# Exercise prompt:
In the data that follows, count the lines in which the word "сети" occurs, and report that figure alone.

# The data:
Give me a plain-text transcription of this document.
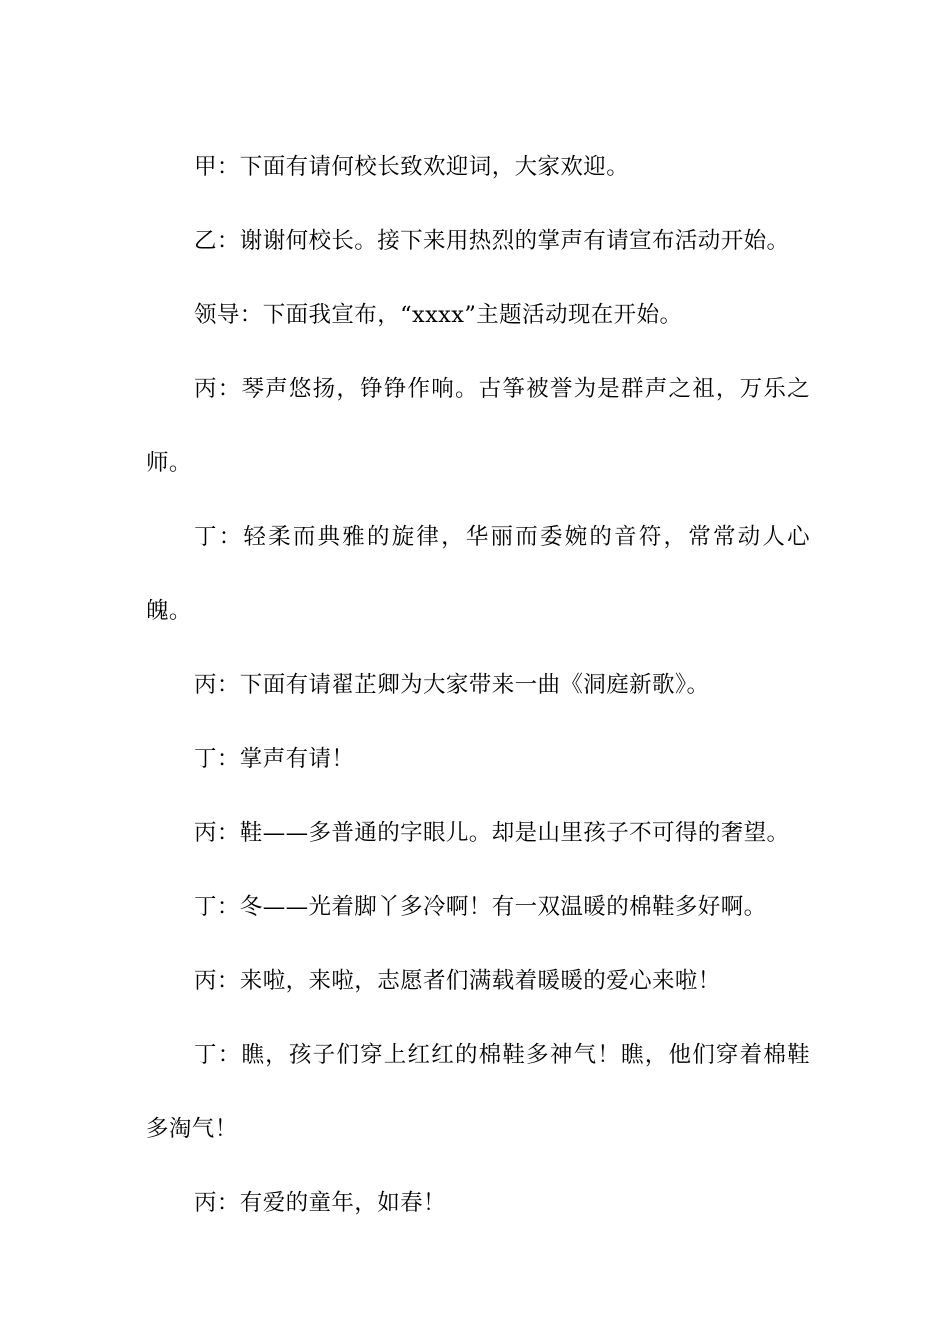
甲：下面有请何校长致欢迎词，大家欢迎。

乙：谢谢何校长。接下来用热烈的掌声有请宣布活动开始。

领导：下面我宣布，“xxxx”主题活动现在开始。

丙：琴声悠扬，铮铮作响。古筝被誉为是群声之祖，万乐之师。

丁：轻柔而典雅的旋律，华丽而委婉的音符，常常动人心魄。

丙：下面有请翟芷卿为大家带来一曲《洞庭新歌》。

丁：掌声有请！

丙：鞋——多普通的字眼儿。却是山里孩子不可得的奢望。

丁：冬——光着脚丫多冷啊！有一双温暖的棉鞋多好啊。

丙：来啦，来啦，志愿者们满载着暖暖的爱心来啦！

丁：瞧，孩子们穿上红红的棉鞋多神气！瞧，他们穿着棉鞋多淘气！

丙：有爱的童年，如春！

--

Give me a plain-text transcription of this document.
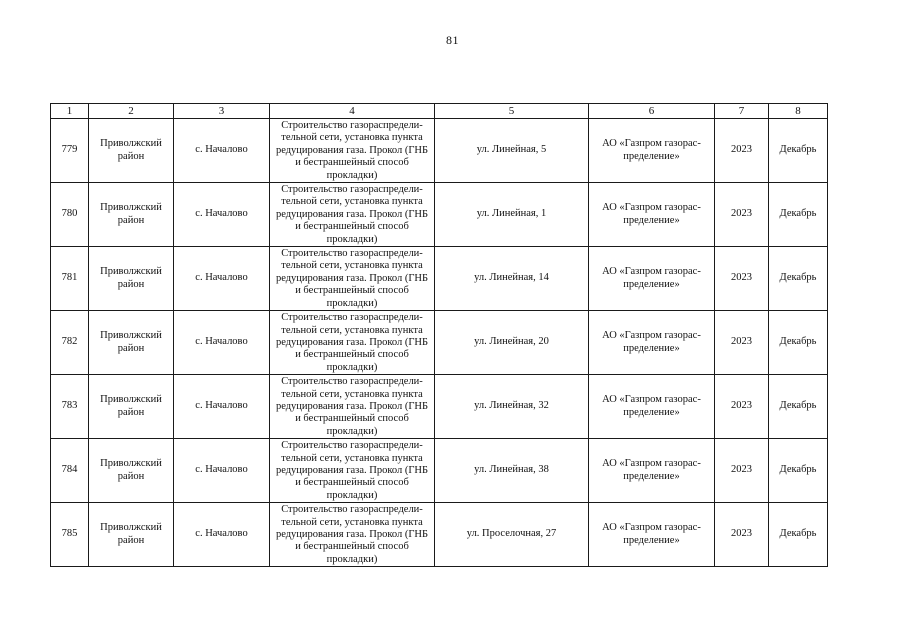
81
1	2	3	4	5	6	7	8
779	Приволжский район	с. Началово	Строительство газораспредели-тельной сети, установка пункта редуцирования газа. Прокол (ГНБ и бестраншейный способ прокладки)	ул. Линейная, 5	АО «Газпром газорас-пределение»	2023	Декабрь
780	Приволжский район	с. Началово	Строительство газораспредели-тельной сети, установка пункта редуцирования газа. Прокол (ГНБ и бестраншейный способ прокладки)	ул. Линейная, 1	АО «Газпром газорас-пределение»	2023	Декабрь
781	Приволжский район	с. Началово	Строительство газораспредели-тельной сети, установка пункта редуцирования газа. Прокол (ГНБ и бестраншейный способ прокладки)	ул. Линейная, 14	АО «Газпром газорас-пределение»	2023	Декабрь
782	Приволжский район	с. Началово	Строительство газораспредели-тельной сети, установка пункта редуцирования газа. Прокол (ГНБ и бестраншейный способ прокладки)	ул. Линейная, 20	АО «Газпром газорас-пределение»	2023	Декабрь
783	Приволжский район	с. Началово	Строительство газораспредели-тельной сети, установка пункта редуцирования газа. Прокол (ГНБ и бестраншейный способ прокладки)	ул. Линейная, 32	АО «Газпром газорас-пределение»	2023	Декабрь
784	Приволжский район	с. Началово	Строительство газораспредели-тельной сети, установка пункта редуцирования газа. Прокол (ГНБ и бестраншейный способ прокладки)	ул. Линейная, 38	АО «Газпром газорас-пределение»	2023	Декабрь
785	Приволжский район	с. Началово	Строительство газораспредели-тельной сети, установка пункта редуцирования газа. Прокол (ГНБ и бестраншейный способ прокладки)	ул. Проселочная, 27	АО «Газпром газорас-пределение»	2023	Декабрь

# Exercise response:
7